**WHAT TO DO:**
Write out each line in which the string "estadillo" is present.

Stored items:
++++++++

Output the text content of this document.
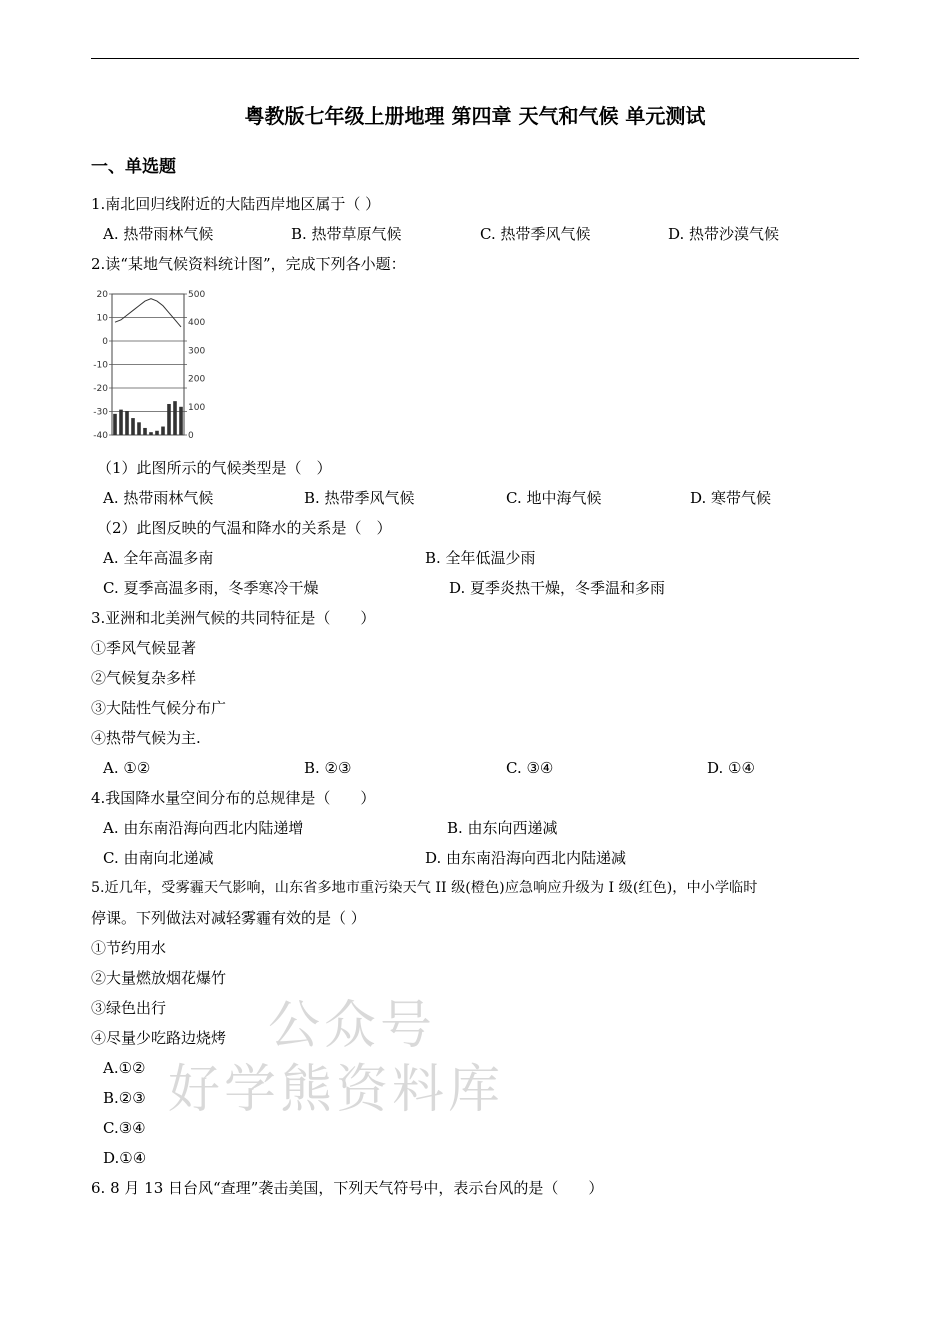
粤教版七年级上册地理 第四章 天气和气候 单元测试
一、单选题
1.南北回归线附近的大陆西岸地区属于（ ）
A. 热带雨林气候	B. 热带草原气候	C. 热带季风气候	D. 热带沙漠气候
2.读“某地气候资料统计图”，完成下列各小题：
20
10
0
-10
-20
-30
-40
500
400
300
200
100
0
（1）此图所示的气候类型是（　）
A. 热带雨林气候	B. 热带季风气候	C. 地中海气候	D. 寒带气候
（2）此图反映的气温和降水的关系是（　）
A. 全年高温多南	B. 全年低温少雨
C. 夏季高温多雨，冬季寒冷干燥	D. 夏季炎热干燥，冬季温和多雨
3.亚洲和北美洲气候的共同特征是（　　）
①季风气候显著
②气候复杂多样
③大陆性气候分布广
④热带气候为主.
A. ①②	B. ②③	C. ③④	D. ①④
4.我国降水量空间分布的总规律是（　　）
A. 由东南沿海向西北内陆递增	B. 由东向西递减
C. 由南向北递减	D. 由东南沿海向西北内陆递减
5.近几年，受雾霾天气影响，山东省多地市重污染天气 II 级(橙色)应急响应升级为 I 级(红色)，中小学临时
停课。下列做法对减轻雾霾有效的是（ ）
①节约用水
②大量燃放烟花爆竹
③绿色出行
④尽量少吃路边烧烤
A.①②
B.②③
C.③④
D.①④
6. 8 月 13 日台风“查理”袭击美国，下列天气符号中，表示台风的是（　　）
公众号
好学熊资料库
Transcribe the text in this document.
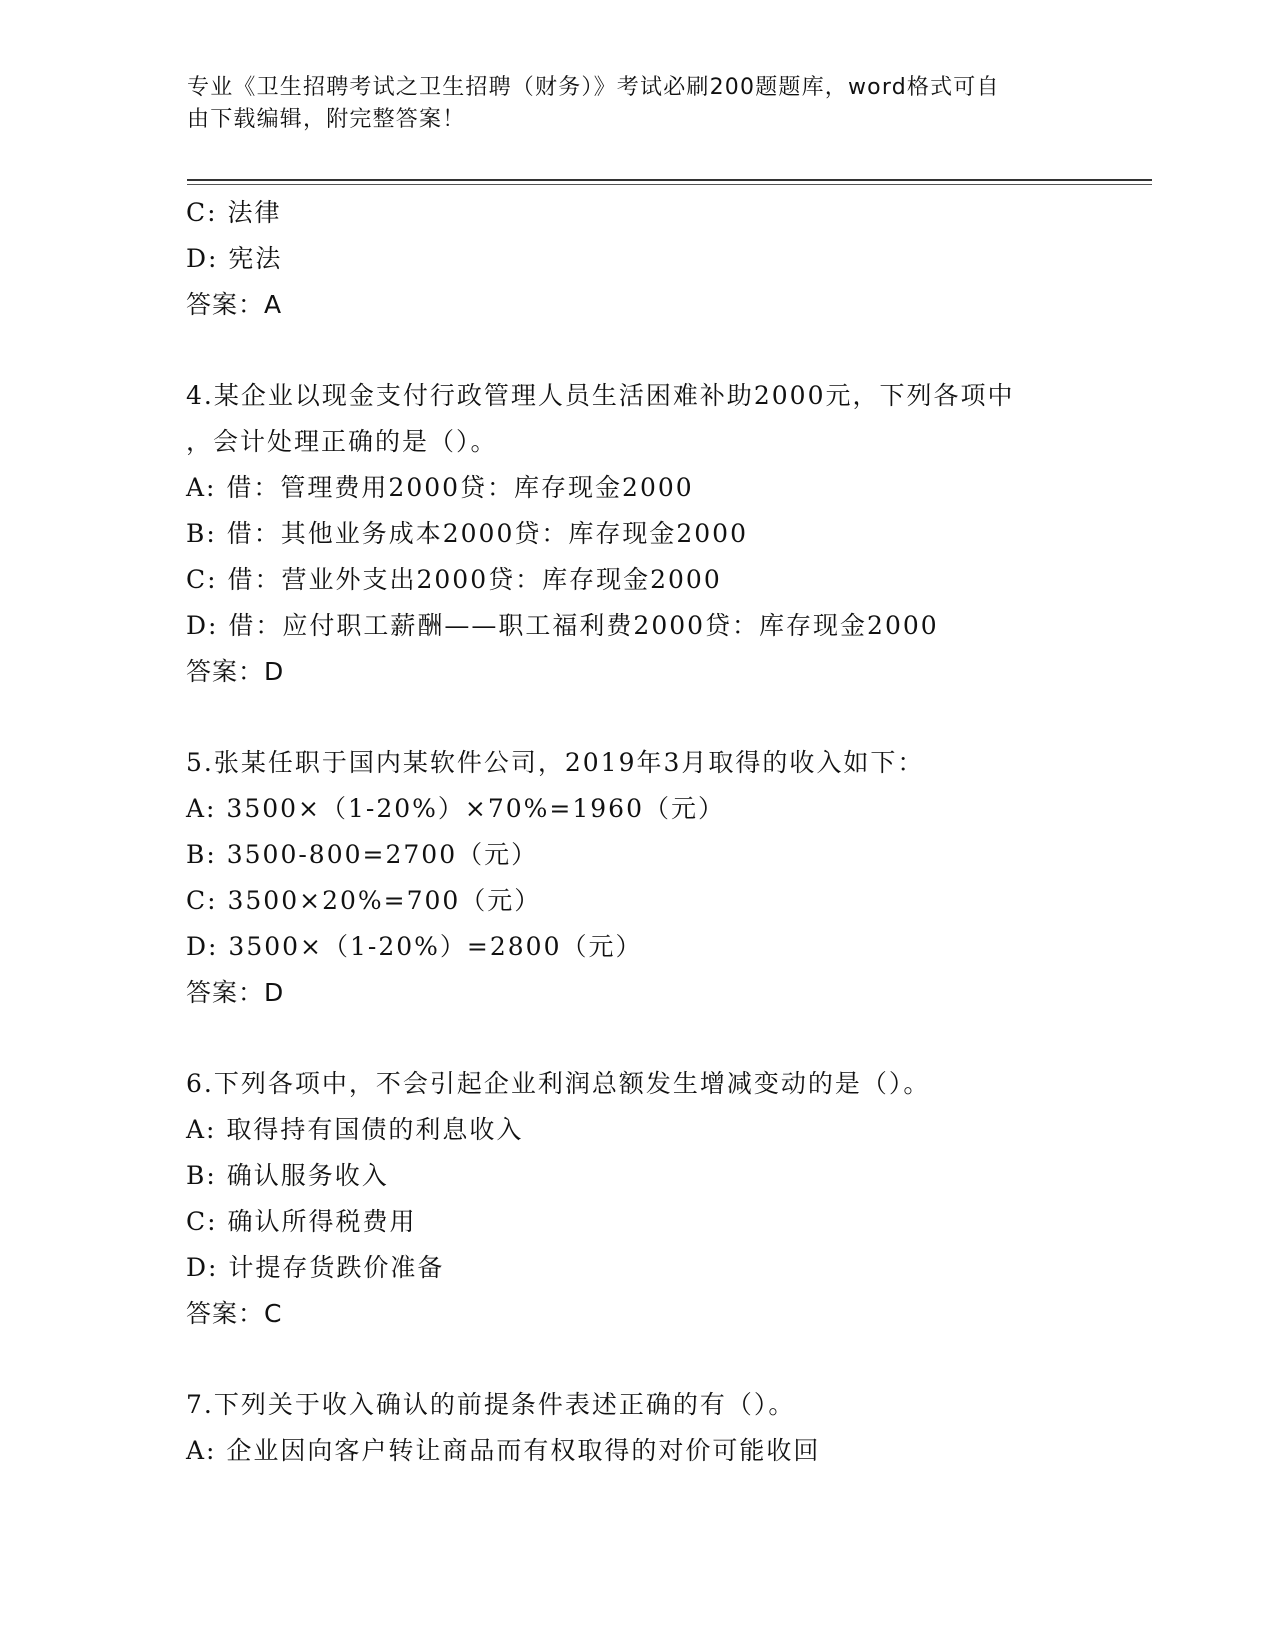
专业《卫生招聘考试之卫生招聘（财务）》考试必刷200题题库，word格式可自
由下载编辑，附完整答案！
C: 法律
D: 宪法
答案：A
4.某企业以现金支付行政管理人员生活困难补助2000元，下列各项中
，会计处理正确的是（）。
A: 借：管理费用2000贷：库存现金2000
B: 借：其他业务成本2000贷：库存现金2000
C: 借：营业外支出2000贷：库存现金2000
D: 借：应付职工薪酬——职工福利费2000贷：库存现金2000
答案：D
5.张某任职于国内某软件公司，2019年3月取得的收入如下：
A: 3500×（1-20%）×70%=1960（元）
B: 3500-800=2700（元）
C: 3500×20%=700（元）
D: 3500×（1-20%）=2800（元）
答案：D
6.下列各项中，不会引起企业利润总额发生增减变动的是（）。
A: 取得持有国债的利息收入
B: 确认服务收入
C: 确认所得税费用
D: 计提存货跌价准备
答案：C
7.下列关于收入确认的前提条件表述正确的有（）。
A: 企业因向客户转让商品而有权取得的对价可能收回
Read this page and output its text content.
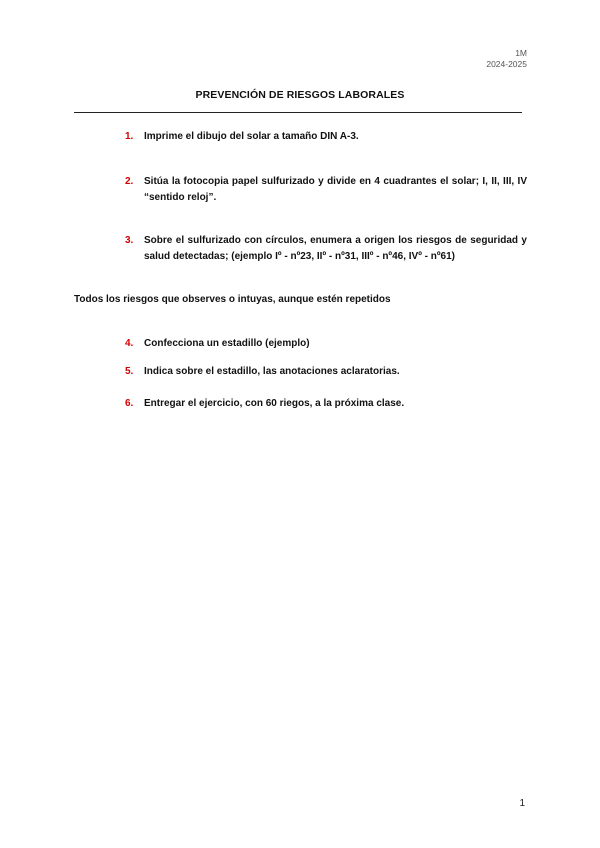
1M
2024-2025
PREVENCIÓN DE RIESGOS LABORALES
1. Imprime el dibujo del solar a tamaño DIN A-3.
2. Sitúa la fotocopia papel sulfurizado y divide en 4 cuadrantes el solar; I, II, III, IV “sentido reloj”.
3. Sobre el sulfurizado con círculos, enumera a origen los riesgos de seguridad y salud detectadas; (ejemplo Iº - nº23, IIº - nº31, IIIº - nº46, IVº - nº61)
Todos los riesgos que observes o intuyas, aunque estén repetidos
4. Confecciona un estadillo (ejemplo)
5. Indica sobre el estadillo, las anotaciones aclaratorias.
6. Entregar el ejercicio, con 60 riegos, a la próxima clase.
1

++++++++

**RESULT OF THIS EXERCISE:**
4. Confecciona un estadillo (ejemplo)
5. Indica sobre el estadillo, las anotaciones aclaratorias.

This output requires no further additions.